## start

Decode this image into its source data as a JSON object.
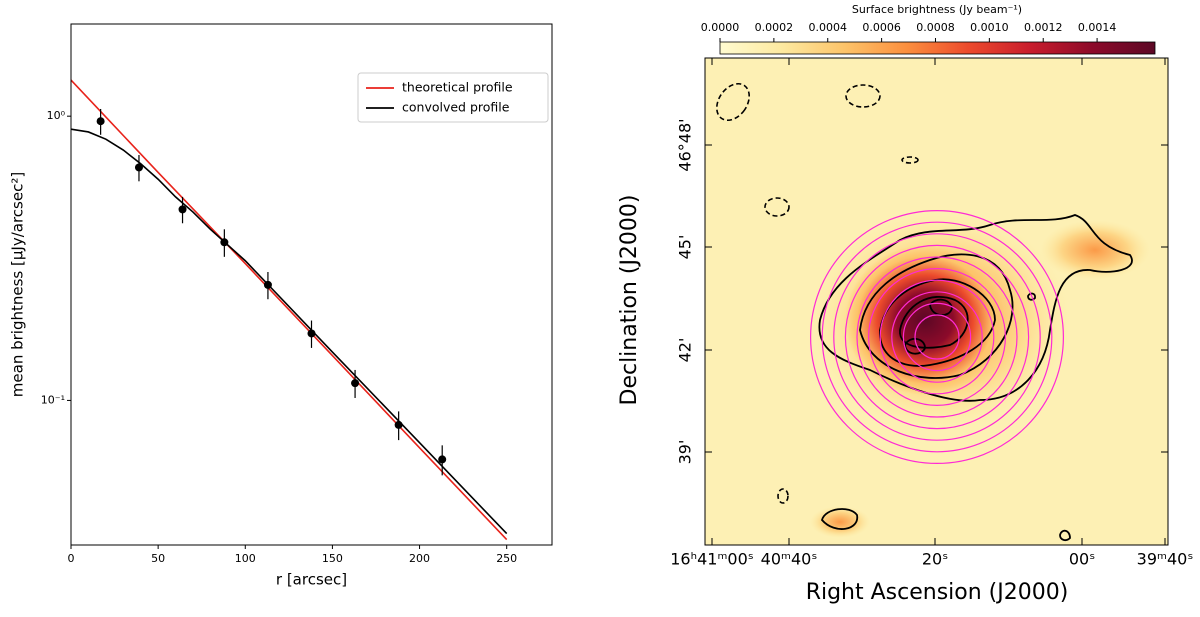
{
  "chart_data": [
    {
      "type": "line",
      "xlabel": "r [arcsec]",
      "ylabel": "mean brightness [μJy/arcsec²]",
      "xlim": [
        0,
        276
      ],
      "xticks": [
        0,
        50,
        100,
        150,
        200,
        250
      ],
      "ylim": [
        0.031,
        2.11
      ],
      "yscale": "log",
      "yticks": [
        {
          "value": 1,
          "label": "10⁰"
        },
        {
          "value": 0.1,
          "label": "10⁻¹"
        }
      ],
      "legend": "upper right",
      "series": [
        {
          "name": "theoretical profile",
          "color": "#e8231b",
          "x": [
            0,
            50,
            100,
            150,
            200,
            250
          ],
          "values": [
            1.34,
            0.634,
            0.303,
            0.1438,
            0.0681,
            0.0324
          ]
        },
        {
          "name": "convolved profile",
          "color": "#000000",
          "x": [
            0,
            10,
            20,
            30,
            40,
            50,
            60,
            70,
            80,
            100,
            150,
            200,
            250
          ],
          "values": [
            0.9,
            0.88,
            0.83,
            0.76,
            0.68,
            0.6,
            0.52,
            0.46,
            0.4,
            0.31,
            0.148,
            0.071,
            0.034
          ]
        }
      ],
      "points": {
        "color": "#000000",
        "x": [
          17,
          39,
          64,
          88,
          113,
          138,
          163,
          188,
          213
        ],
        "values": [
          0.96,
          0.66,
          0.47,
          0.36,
          0.255,
          0.172,
          0.115,
          0.082,
          0.062
        ],
        "errors": [
          0.1,
          0.07,
          0.05,
          0.04,
          0.028,
          0.019,
          0.013,
          0.0095,
          0.0075
        ]
      }
    },
    {
      "type": "image",
      "xlabel": "Right Ascension (J2000)",
      "ylabel": "Declination (J2000)",
      "xtick_labels": [
        "16ʰ41ᵐ00ˢ",
        "40ᵐ40ˢ",
        "20ˢ",
        "00ˢ",
        "39ᵐ40ˢ"
      ],
      "ytick_labels": [
        "46°48'",
        "45'",
        "42'",
        "39'"
      ],
      "colorbar": {
        "label": "Surface brightness (Jy beam⁻¹)",
        "clim": [
          0,
          0.001615
        ],
        "ticks": [
          {
            "value": 0,
            "label": "0.0000"
          },
          {
            "value": 0.0002,
            "label": "0.0002"
          },
          {
            "value": 0.0004,
            "label": "0.0004"
          },
          {
            "value": 0.0006,
            "label": "0.0006"
          },
          {
            "value": 0.0008,
            "label": "0.0008"
          },
          {
            "value": 0.001,
            "label": "0.0010"
          },
          {
            "value": 0.0012,
            "label": "0.0012"
          },
          {
            "value": 0.0014,
            "label": "0.0014"
          }
        ],
        "colors": [
          "#fffbd0",
          "#fde9a0",
          "#fdc46a",
          "#fb8f3e",
          "#ec4a2c",
          "#c81c2c",
          "#8c0a2a",
          "#5c0825"
        ]
      }
    }
  ]
}
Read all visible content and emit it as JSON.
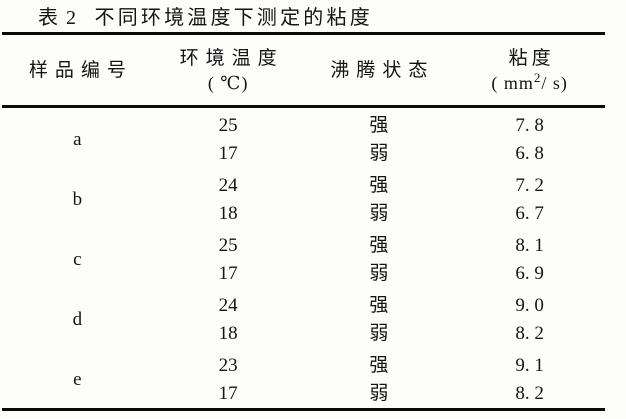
{
  "page": {
    "background": "#fdfdfc",
    "text_color": "#141414",
    "rule_color": "#0a0a0a"
  },
  "table": {
    "number": "表 2",
    "title": "不同环境温度下测定的粘度",
    "columns": [
      {
        "label": "样品编号"
      },
      {
        "label": "环境温度",
        "unit": "( ℃)"
      },
      {
        "label": "沸腾状态"
      },
      {
        "label": "粘度",
        "unit": {
          "pre": "( mm",
          "sup": "2",
          "post": "/ s)"
        }
      }
    ],
    "groups": [
      {
        "sample": "a",
        "rows": [
          {
            "temperature": "25",
            "boiling": "强",
            "viscosity": "7. 8"
          },
          {
            "temperature": "17",
            "boiling": "弱",
            "viscosity": "6. 8"
          }
        ]
      },
      {
        "sample": "b",
        "rows": [
          {
            "temperature": "24",
            "boiling": "强",
            "viscosity": "7. 2"
          },
          {
            "temperature": "18",
            "boiling": "弱",
            "viscosity": "6. 7"
          }
        ]
      },
      {
        "sample": "c",
        "rows": [
          {
            "temperature": "25",
            "boiling": "强",
            "viscosity": "8. 1"
          },
          {
            "temperature": "17",
            "boiling": "弱",
            "viscosity": "6. 9"
          }
        ]
      },
      {
        "sample": "d",
        "rows": [
          {
            "temperature": "24",
            "boiling": "强",
            "viscosity": "9. 0"
          },
          {
            "temperature": "18",
            "boiling": "弱",
            "viscosity": "8. 2"
          }
        ]
      },
      {
        "sample": "e",
        "rows": [
          {
            "temperature": "23",
            "boiling": "强",
            "viscosity": "9. 1"
          },
          {
            "temperature": "17",
            "boiling": "弱",
            "viscosity": "8. 2"
          }
        ]
      }
    ]
  },
  "chart_data": {
    "type": "table",
    "title": "表2 不同环境温度下测定的粘度",
    "columns": [
      "样品编号",
      "环境温度(℃)",
      "沸腾状态",
      "粘度(mm2/s)"
    ],
    "rows": [
      [
        "a",
        25,
        "强",
        7.8
      ],
      [
        "a",
        17,
        "弱",
        6.8
      ],
      [
        "b",
        24,
        "强",
        7.2
      ],
      [
        "b",
        18,
        "弱",
        6.7
      ],
      [
        "c",
        25,
        "强",
        8.1
      ],
      [
        "c",
        17,
        "弱",
        6.9
      ],
      [
        "d",
        24,
        "强",
        9.0
      ],
      [
        "d",
        18,
        "弱",
        8.2
      ],
      [
        "e",
        23,
        "强",
        9.1
      ],
      [
        "e",
        17,
        "弱",
        8.2
      ]
    ]
  }
}
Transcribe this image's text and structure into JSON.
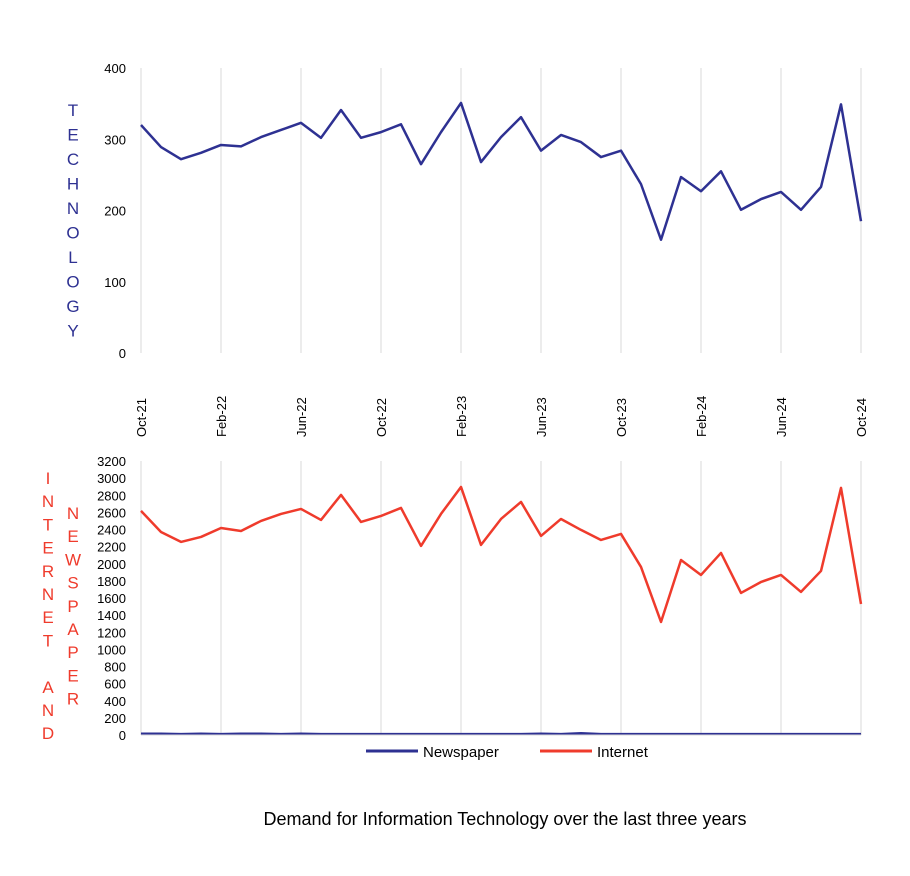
{
  "chart_data": [
    {
      "type": "line",
      "ylabel": "TECHNOLOGY",
      "ylim": [
        0,
        400
      ],
      "yticks": [
        "0",
        "100",
        "200",
        "300",
        "400"
      ],
      "xtick_labels": [
        "Oct-21",
        "Feb-22",
        "Jun-22",
        "Oct-22",
        "Feb-23",
        "Jun-23",
        "Oct-23",
        "Feb-24",
        "Jun-24",
        "Oct-24"
      ],
      "grid": "vertical every 4 months",
      "series": [
        {
          "name": "Technology",
          "color": "#2e3192",
          "values": [
            320,
            289,
            272,
            281,
            292,
            290,
            303,
            313,
            323,
            302,
            341,
            302,
            310,
            321,
            265,
            310,
            351,
            268,
            303,
            331,
            284,
            306,
            296,
            275,
            284,
            237,
            159,
            247,
            227,
            255,
            201,
            216,
            226,
            201,
            233,
            349,
            185
          ]
        }
      ]
    },
    {
      "type": "line",
      "ylabel_left": "INTERNET AND",
      "ylabel_right": "NEWSPAPER",
      "ylim": [
        0,
        3200
      ],
      "yticks": [
        "0",
        "200",
        "400",
        "600",
        "800",
        "1000",
        "1200",
        "1400",
        "1600",
        "1800",
        "2000",
        "2200",
        "2400",
        "2600",
        "2800",
        "3000",
        "3200"
      ],
      "legend": "bottom",
      "series": [
        {
          "name": "Newspaper",
          "color": "#2e3192",
          "values": [
            15,
            15,
            10,
            15,
            10,
            15,
            15,
            10,
            15,
            10,
            10,
            10,
            10,
            10,
            10,
            10,
            10,
            10,
            10,
            10,
            15,
            10,
            20,
            10,
            10,
            10,
            10,
            10,
            10,
            10,
            10,
            10,
            10,
            10,
            10,
            10,
            10
          ]
        },
        {
          "name": "Internet",
          "color": "#ef3b2c",
          "values": [
            2617,
            2371,
            2255,
            2313,
            2418,
            2383,
            2500,
            2582,
            2640,
            2512,
            2804,
            2488,
            2558,
            2652,
            2208,
            2582,
            2897,
            2220,
            2523,
            2722,
            2325,
            2523,
            2395,
            2278,
            2348,
            1963,
            1320,
            2044,
            1869,
            2126,
            1659,
            1787,
            1869,
            1671,
            1916,
            2886,
            1530
          ]
        }
      ]
    }
  ],
  "caption": "Demand for Information Technology over the last three years"
}
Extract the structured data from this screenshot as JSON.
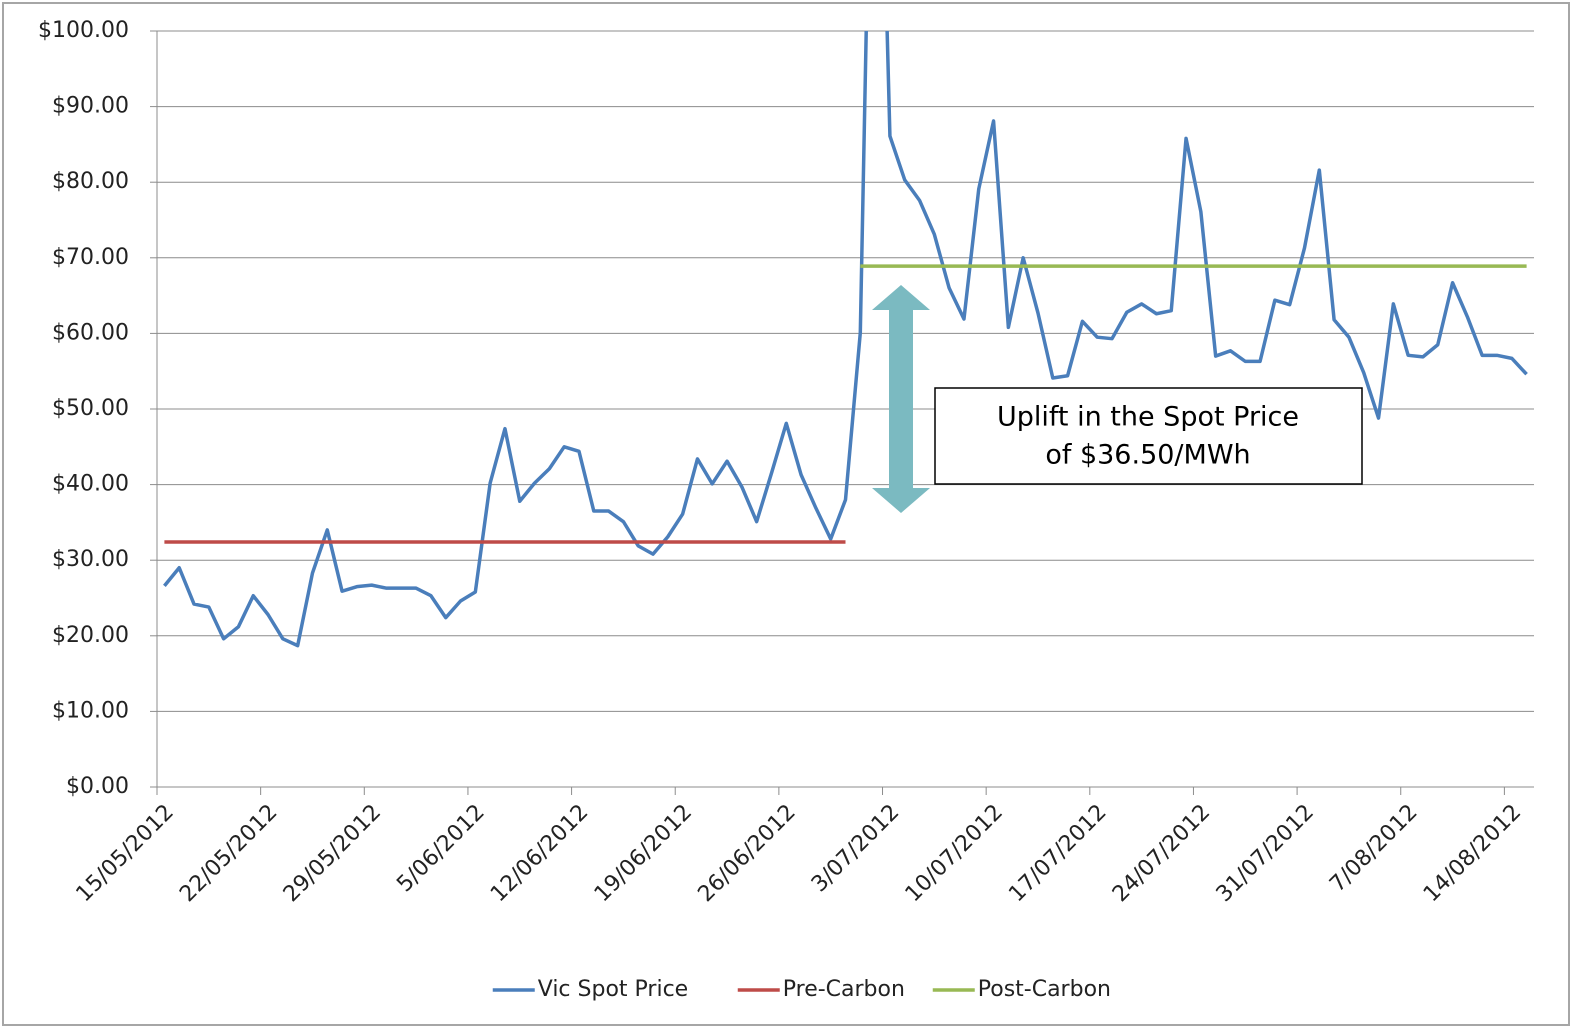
{
  "chart_data": {
    "type": "line",
    "categories": [
      "15/05/2012",
      null,
      null,
      null,
      null,
      null,
      null,
      "22/05/2012",
      null,
      null,
      null,
      null,
      null,
      null,
      "29/05/2012",
      null,
      null,
      null,
      null,
      null,
      null,
      "5/06/2012",
      null,
      null,
      null,
      null,
      null,
      null,
      "12/06/2012",
      null,
      null,
      null,
      null,
      null,
      null,
      "19/06/2012",
      null,
      null,
      null,
      null,
      null,
      null,
      "26/06/2012",
      null,
      null,
      null,
      null,
      null,
      null,
      "3/07/2012",
      null,
      null,
      null,
      null,
      null,
      null,
      "10/07/2012",
      null,
      null,
      null,
      null,
      null,
      null,
      "17/07/2012",
      null,
      null,
      null,
      null,
      null,
      null,
      "24/07/2012",
      null,
      null,
      null,
      null,
      null,
      null,
      "31/07/2012",
      null,
      null,
      null,
      null,
      null,
      null,
      "7/08/2012",
      null,
      null,
      null,
      null,
      null,
      null,
      "14/08/2012",
      null
    ],
    "series": [
      {
        "name": "Vic Spot Price",
        "color": "#4a7ebb",
        "values": [
          26.6,
          29.0,
          24.2,
          23.8,
          19.6,
          21.2,
          25.3,
          22.8,
          19.6,
          18.7,
          28.3,
          34.0,
          25.9,
          26.5,
          26.7,
          26.3,
          26.3,
          26.3,
          25.3,
          22.4,
          24.6,
          25.8,
          40.2,
          47.4,
          37.8,
          40.2,
          42.1,
          45.0,
          44.4,
          36.5,
          36.5,
          35.1,
          31.9,
          30.8,
          33.1,
          36.1,
          43.4,
          40.1,
          43.1,
          39.7,
          35.1,
          41.5,
          48.1,
          41.3,
          36.9,
          32.8,
          38.0,
          60.1,
          160,
          86.1,
          80.3,
          77.6,
          73.1,
          66.0,
          61.9,
          79.1,
          88.1,
          60.8,
          70.0,
          62.7,
          54.1,
          54.4,
          61.6,
          59.5,
          59.3,
          62.8,
          63.9,
          62.6,
          63.0,
          85.8,
          76.1,
          57.0,
          57.7,
          56.3,
          56.3,
          64.4,
          63.8,
          71.3,
          81.6,
          61.8,
          59.5,
          54.8,
          48.8,
          63.9,
          57.1,
          56.9,
          58.5,
          66.7,
          62.2,
          57.1,
          57.1,
          56.7,
          54.6
        ]
      },
      {
        "name": "Pre-Carbon",
        "color": "#be4b48",
        "values": [
          32.4,
          32.4,
          32.4,
          32.4,
          32.4,
          32.4,
          32.4,
          32.4,
          32.4,
          32.4,
          32.4,
          32.4,
          32.4,
          32.4,
          32.4,
          32.4,
          32.4,
          32.4,
          32.4,
          32.4,
          32.4,
          32.4,
          32.4,
          32.4,
          32.4,
          32.4,
          32.4,
          32.4,
          32.4,
          32.4,
          32.4,
          32.4,
          32.4,
          32.4,
          32.4,
          32.4,
          32.4,
          32.4,
          32.4,
          32.4,
          32.4,
          32.4,
          32.4,
          32.4,
          32.4,
          32.4,
          32.4,
          null,
          null,
          null,
          null,
          null,
          null,
          null,
          null,
          null,
          null,
          null,
          null,
          null,
          null,
          null,
          null,
          null,
          null,
          null,
          null,
          null,
          null,
          null,
          null,
          null,
          null,
          null,
          null,
          null,
          null,
          null,
          null,
          null,
          null,
          null,
          null,
          null,
          null,
          null,
          null,
          null,
          null,
          null,
          null,
          null,
          null
        ]
      },
      {
        "name": "Post-Carbon",
        "color": "#98b954",
        "values": [
          null,
          null,
          null,
          null,
          null,
          null,
          null,
          null,
          null,
          null,
          null,
          null,
          null,
          null,
          null,
          null,
          null,
          null,
          null,
          null,
          null,
          null,
          null,
          null,
          null,
          null,
          null,
          null,
          null,
          null,
          null,
          null,
          null,
          null,
          null,
          null,
          null,
          null,
          null,
          null,
          null,
          null,
          null,
          null,
          null,
          null,
          null,
          68.9,
          68.9,
          68.9,
          68.9,
          68.9,
          68.9,
          68.9,
          68.9,
          68.9,
          68.9,
          68.9,
          68.9,
          68.9,
          68.9,
          68.9,
          68.9,
          68.9,
          68.9,
          68.9,
          68.9,
          68.9,
          68.9,
          68.9,
          68.9,
          68.9,
          68.9,
          68.9,
          68.9,
          68.9,
          68.9,
          68.9,
          68.9,
          68.9,
          68.9,
          68.9,
          68.9,
          68.9,
          68.9,
          68.9,
          68.9,
          68.9,
          68.9,
          68.9,
          68.9,
          68.9,
          68.9
        ]
      }
    ],
    "ylim": [
      0,
      100
    ],
    "yticks": [
      {
        "value": 0,
        "label": "$0.00"
      },
      {
        "value": 10,
        "label": "$10.00"
      },
      {
        "value": 20,
        "label": "$20.00"
      },
      {
        "value": 30,
        "label": "$30.00"
      },
      {
        "value": 40,
        "label": "$40.00"
      },
      {
        "value": 50,
        "label": "$50.00"
      },
      {
        "value": 60,
        "label": "$60.00"
      },
      {
        "value": 70,
        "label": "$70.00"
      },
      {
        "value": 80,
        "label": "$80.00"
      },
      {
        "value": 90,
        "label": "$90.00"
      },
      {
        "value": 100,
        "label": "$100.00"
      }
    ],
    "grid": true,
    "legend": "bottom",
    "annotation": [
      "Uplift in the Spot Price",
      "of $36.50/MWh"
    ]
  }
}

## end

#### STATED PROBLEM
Which lines hold the string "name"? Copy all of them from the data above.

#### EXERCISE RESPONSE
          "name": "theoretical profile",
          "name": "convolved profile",
          "name": "Technology",
          "name": "Newspaper",
          "name": "Internet",
        "name": "Vic Spot Price",
        "name": "Pre-Carbon",
        "name": "Post-Carbon",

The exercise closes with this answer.